Find and return each line containing "title".

==== DATA FOR THE TASK ====

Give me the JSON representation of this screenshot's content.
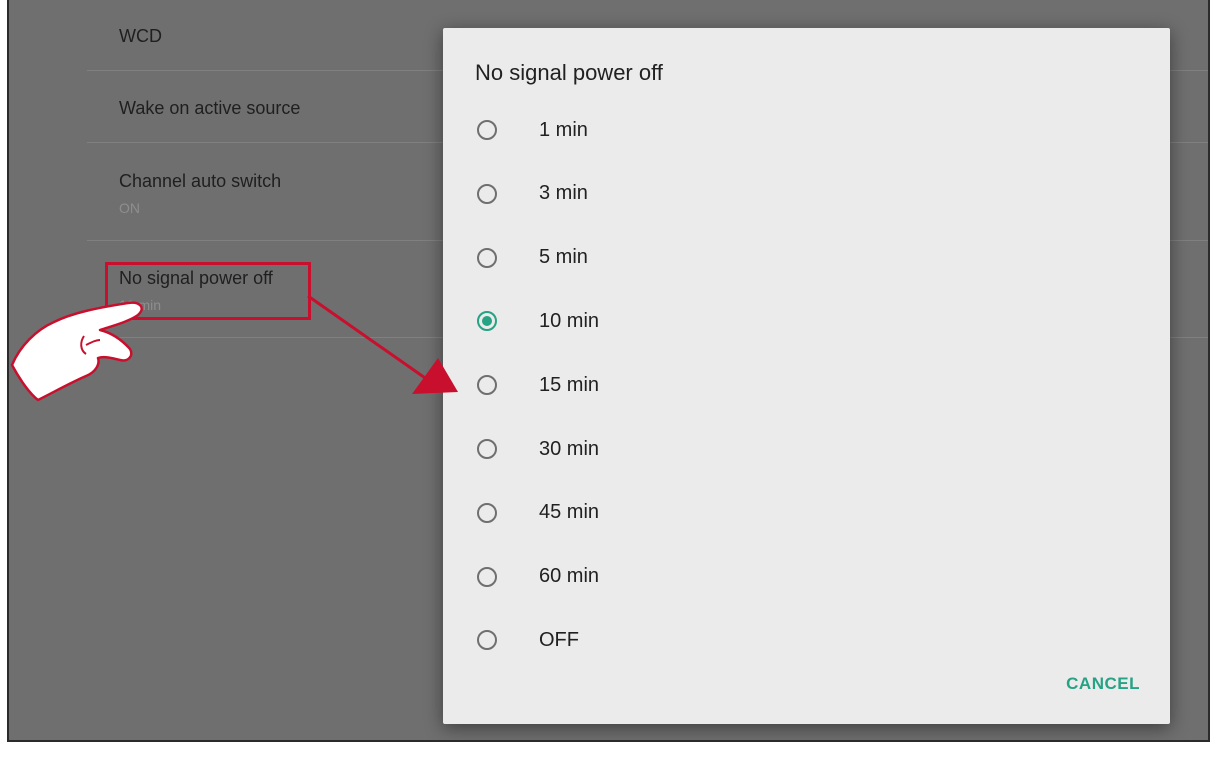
{
  "settings": {
    "rows": [
      {
        "title": "WCD",
        "value": ""
      },
      {
        "title": "Wake on active source",
        "value": ""
      },
      {
        "title": "Channel auto switch",
        "value": "ON"
      },
      {
        "title": "No signal power off",
        "value": "10 min"
      }
    ]
  },
  "dialog": {
    "title": "No signal power off",
    "options": [
      "1 min",
      "3 min",
      "5 min",
      "10 min",
      "15 min",
      "30 min",
      "45 min",
      "60 min",
      "OFF"
    ],
    "selected_index": 3,
    "cancel_label": "CANCEL"
  },
  "colors": {
    "accent": "#26a285",
    "annotation": "#c8102e",
    "scrim": "#6f6f6f",
    "dialog_bg": "#ebebeb"
  }
}
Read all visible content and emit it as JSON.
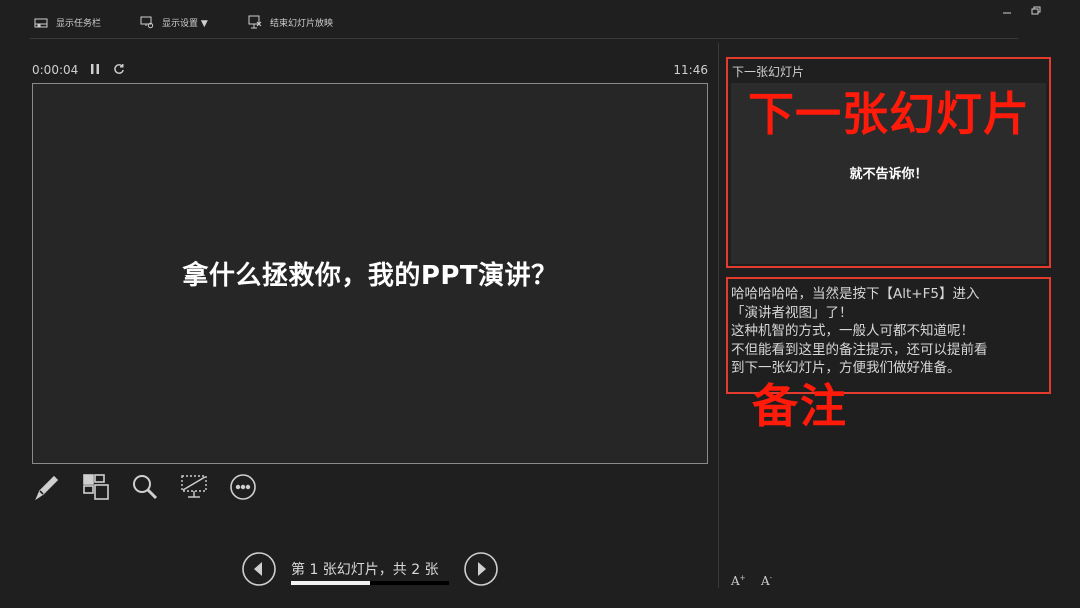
{
  "toolbar": {
    "taskbar_label": "显示任务栏",
    "display_settings_label": "显示设置 ▼",
    "end_show_label": "结束幻灯片放映"
  },
  "window_controls": [
    "minimize-icon",
    "restore-icon"
  ],
  "status": {
    "elapsed_time": "0:00:04",
    "clock": "11:46"
  },
  "current_slide": {
    "title": "拿什么拯救你，我的PPT演讲？"
  },
  "tools": [
    "pen-icon",
    "see-all-slides-icon",
    "zoom-icon",
    "black-screen-icon",
    "more-options-icon"
  ],
  "navigation": {
    "label": "第 1 张幻灯片，共 2 张",
    "current": 1,
    "total": 2
  },
  "next_slide": {
    "label": "下一张幻灯片",
    "preview_text": "就不告诉你！",
    "annotation": "下一张幻灯片"
  },
  "notes": {
    "lines": [
      "哈哈哈哈哈，当然是按下【Alt+F5】进入",
      "「演讲者视图」了！",
      "这种机智的方式，一般人可都不知道呢！",
      "不但能看到这里的备注提示，还可以提前看",
      "到下一张幻灯片，方便我们做好准备。"
    ],
    "annotation": "备注"
  },
  "font_controls": {
    "increase": "A",
    "decrease": "A"
  },
  "colors": {
    "background": "#1f1f1f",
    "annotation_red": "#ff1a0a",
    "box_border": "#e33b2e"
  }
}
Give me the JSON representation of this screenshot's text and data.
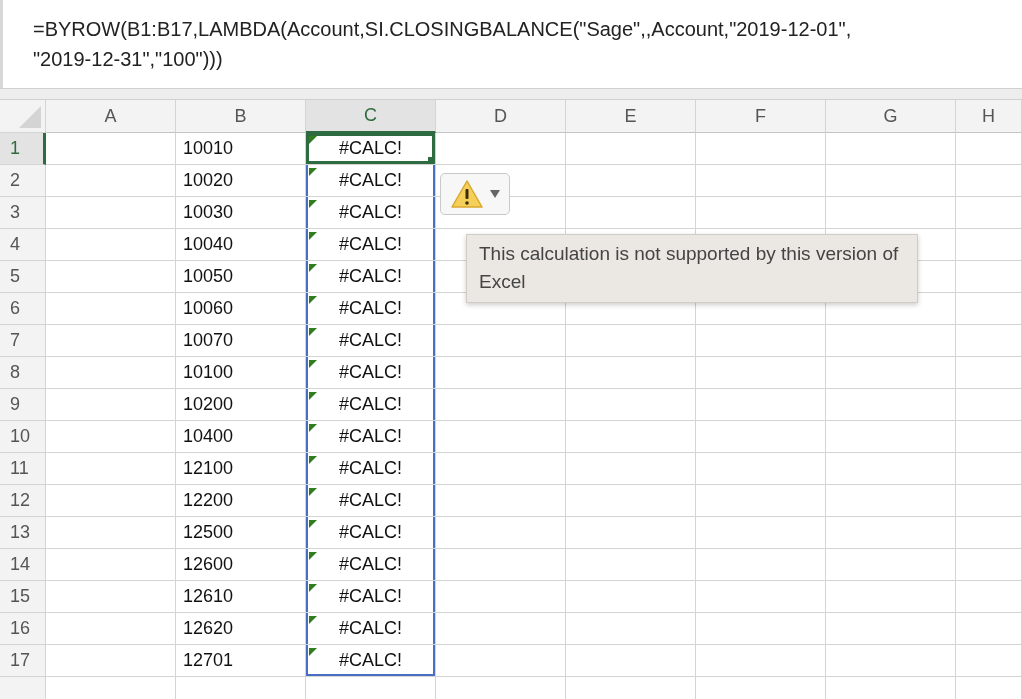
{
  "formula_bar": {
    "text": "=BYROW(B1:B17,LAMBDA(Account,SI.CLOSINGBALANCE(\"Sage\",,Account,\"2019-12-01\",\n\"2019-12-31\",\"100\")))"
  },
  "columns": [
    {
      "label": "A",
      "selected": false
    },
    {
      "label": "B",
      "selected": false
    },
    {
      "label": "C",
      "selected": true
    },
    {
      "label": "D",
      "selected": false
    },
    {
      "label": "E",
      "selected": false
    },
    {
      "label": "F",
      "selected": false
    },
    {
      "label": "G",
      "selected": false
    },
    {
      "label": "H",
      "selected": false
    }
  ],
  "rows": [
    {
      "label": "1",
      "selected": true,
      "account": "10010",
      "result": {
        "text": "#CALC!",
        "error_indicator": true,
        "selected": true,
        "active": true
      }
    },
    {
      "label": "2",
      "selected": false,
      "account": "10020",
      "result": {
        "text": "#CALC!",
        "error_indicator": true,
        "selected": true,
        "active": false
      }
    },
    {
      "label": "3",
      "selected": false,
      "account": "10030",
      "result": {
        "text": "#CALC!",
        "error_indicator": true,
        "selected": true,
        "active": false
      }
    },
    {
      "label": "4",
      "selected": false,
      "account": "10040",
      "result": {
        "text": "#CALC!",
        "error_indicator": true,
        "selected": true,
        "active": false
      }
    },
    {
      "label": "5",
      "selected": false,
      "account": "10050",
      "result": {
        "text": "#CALC!",
        "error_indicator": true,
        "selected": true,
        "active": false
      }
    },
    {
      "label": "6",
      "selected": false,
      "account": "10060",
      "result": {
        "text": "#CALC!",
        "error_indicator": true,
        "selected": true,
        "active": false
      }
    },
    {
      "label": "7",
      "selected": false,
      "account": "10070",
      "result": {
        "text": "#CALC!",
        "error_indicator": true,
        "selected": true,
        "active": false
      }
    },
    {
      "label": "8",
      "selected": false,
      "account": "10100",
      "result": {
        "text": "#CALC!",
        "error_indicator": true,
        "selected": true,
        "active": false
      }
    },
    {
      "label": "9",
      "selected": false,
      "account": "10200",
      "result": {
        "text": "#CALC!",
        "error_indicator": true,
        "selected": true,
        "active": false
      }
    },
    {
      "label": "10",
      "selected": false,
      "account": "10400",
      "result": {
        "text": "#CALC!",
        "error_indicator": true,
        "selected": true,
        "active": false
      }
    },
    {
      "label": "11",
      "selected": false,
      "account": "12100",
      "result": {
        "text": "#CALC!",
        "error_indicator": true,
        "selected": true,
        "active": false
      }
    },
    {
      "label": "12",
      "selected": false,
      "account": "12200",
      "result": {
        "text": "#CALC!",
        "error_indicator": true,
        "selected": true,
        "active": false
      }
    },
    {
      "label": "13",
      "selected": false,
      "account": "12500",
      "result": {
        "text": "#CALC!",
        "error_indicator": true,
        "selected": true,
        "active": false
      }
    },
    {
      "label": "14",
      "selected": false,
      "account": "12600",
      "result": {
        "text": "#CALC!",
        "error_indicator": true,
        "selected": true,
        "active": false
      }
    },
    {
      "label": "15",
      "selected": false,
      "account": "12610",
      "result": {
        "text": "#CALC!",
        "error_indicator": true,
        "selected": true,
        "active": false
      }
    },
    {
      "label": "16",
      "selected": false,
      "account": "12620",
      "result": {
        "text": "#CALC!",
        "error_indicator": true,
        "selected": true,
        "active": false
      }
    },
    {
      "label": "17",
      "selected": false,
      "account": "12701",
      "result": {
        "text": "#CALC!",
        "error_indicator": true,
        "selected": true,
        "active": false
      }
    }
  ],
  "error_popup": {
    "tooltip": "This calculation is not supported by this version of Excel"
  }
}
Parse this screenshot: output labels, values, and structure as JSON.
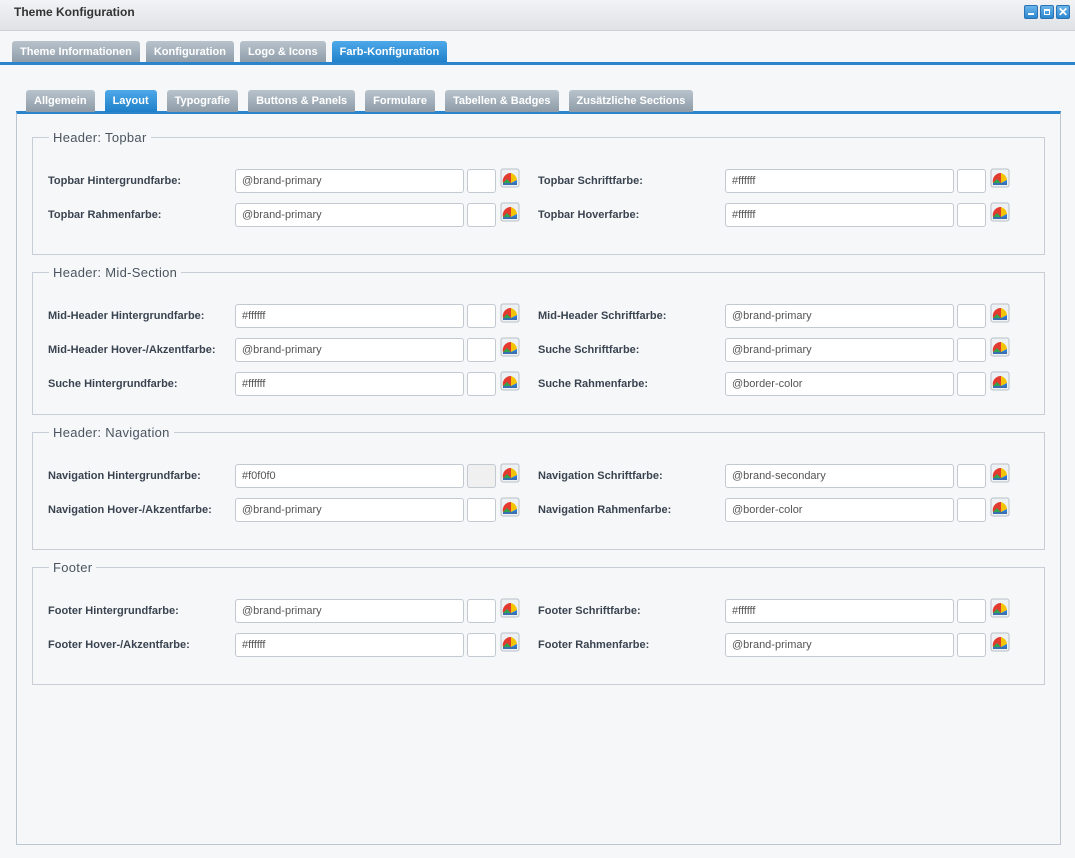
{
  "window": {
    "title": "Theme Konfiguration"
  },
  "outer_tabs": [
    {
      "label": "Theme Informationen",
      "active": false
    },
    {
      "label": "Konfiguration",
      "active": false
    },
    {
      "label": "Logo & Icons",
      "active": false
    },
    {
      "label": "Farb-Konfiguration",
      "active": true
    }
  ],
  "inner_tabs": [
    {
      "label": "Allgemein",
      "active": false
    },
    {
      "label": "Layout",
      "active": true
    },
    {
      "label": "Typografie",
      "active": false
    },
    {
      "label": "Buttons & Panels",
      "active": false
    },
    {
      "label": "Formulare",
      "active": false
    },
    {
      "label": "Tabellen & Badges",
      "active": false
    },
    {
      "label": "Zusätzliche Sections",
      "active": false
    }
  ],
  "sections": [
    {
      "title": "Header: Topbar",
      "rows": [
        [
          {
            "label": "Topbar Hintergrundfarbe:",
            "value": "@brand-primary",
            "swatch": "#ffffff"
          },
          {
            "label": "Topbar Schriftfarbe:",
            "value": "#ffffff",
            "swatch": "#ffffff"
          }
        ],
        [
          {
            "label": "Topbar Rahmenfarbe:",
            "value": "@brand-primary",
            "swatch": "#ffffff"
          },
          {
            "label": "Topbar Hoverfarbe:",
            "value": "#ffffff",
            "swatch": "#ffffff"
          }
        ]
      ]
    },
    {
      "title": "Header: Mid-Section",
      "rows": [
        [
          {
            "label": "Mid-Header Hintergrundfarbe:",
            "value": "#ffffff",
            "swatch": "#ffffff"
          },
          {
            "label": "Mid-Header Schriftfarbe:",
            "value": "@brand-primary",
            "swatch": "#ffffff"
          }
        ],
        [
          {
            "label": "Mid-Header Hover-/Akzentfarbe:",
            "value": "@brand-primary",
            "swatch": "#ffffff"
          },
          {
            "label": "Suche Schriftfarbe:",
            "value": "@brand-primary",
            "swatch": "#ffffff"
          }
        ],
        [
          {
            "label": "Suche Hintergrundfarbe:",
            "value": "#ffffff",
            "swatch": "#ffffff"
          },
          {
            "label": "Suche Rahmenfarbe:",
            "value": "@border-color",
            "swatch": "#ffffff"
          }
        ]
      ]
    },
    {
      "title": "Header: Navigation",
      "rows": [
        [
          {
            "label": "Navigation Hintergrundfarbe:",
            "value": "#f0f0f0",
            "swatch": "#f0f0f0"
          },
          {
            "label": "Navigation Schriftfarbe:",
            "value": "@brand-secondary",
            "swatch": "#ffffff"
          }
        ],
        [
          {
            "label": "Navigation Hover-/Akzentfarbe:",
            "value": "@brand-primary",
            "swatch": "#ffffff"
          },
          {
            "label": "Navigation Rahmenfarbe:",
            "value": "@border-color",
            "swatch": "#ffffff"
          }
        ]
      ]
    },
    {
      "title": "Footer",
      "rows": [
        [
          {
            "label": "Footer Hintergrundfarbe:",
            "value": "@brand-primary",
            "swatch": "#ffffff"
          },
          {
            "label": "Footer Schriftfarbe:",
            "value": "#ffffff",
            "swatch": "#ffffff"
          }
        ],
        [
          {
            "label": "Footer Hover-/Akzentfarbe:",
            "value": "#ffffff",
            "swatch": "#ffffff"
          },
          {
            "label": "Footer Rahmenfarbe:",
            "value": "@brand-primary",
            "swatch": "#ffffff"
          }
        ]
      ]
    }
  ],
  "icons": {
    "minimize": "minimize-icon",
    "maximize": "maximize-icon",
    "close": "close-icon",
    "color_picker": "color-picker-icon"
  },
  "colors": {
    "accent": "#2a85cc",
    "tab_inactive": "#9aa7b2"
  }
}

====

**FINISHED ANSWER:**
        "title": "WCD",
        "title": "Wake on active source",
        "title": "Channel auto switch",
        "title": "No signal power off",
    "title": "No signal power off",
    "title": "拿什么拯救你，我的PPT演讲？"
    "title": "Theme Konfiguration"
      "title": "Header: Topbar",
      "title": "Header: Mid-Section",
      "title": "Header: Navigation",
      "title": "Footer",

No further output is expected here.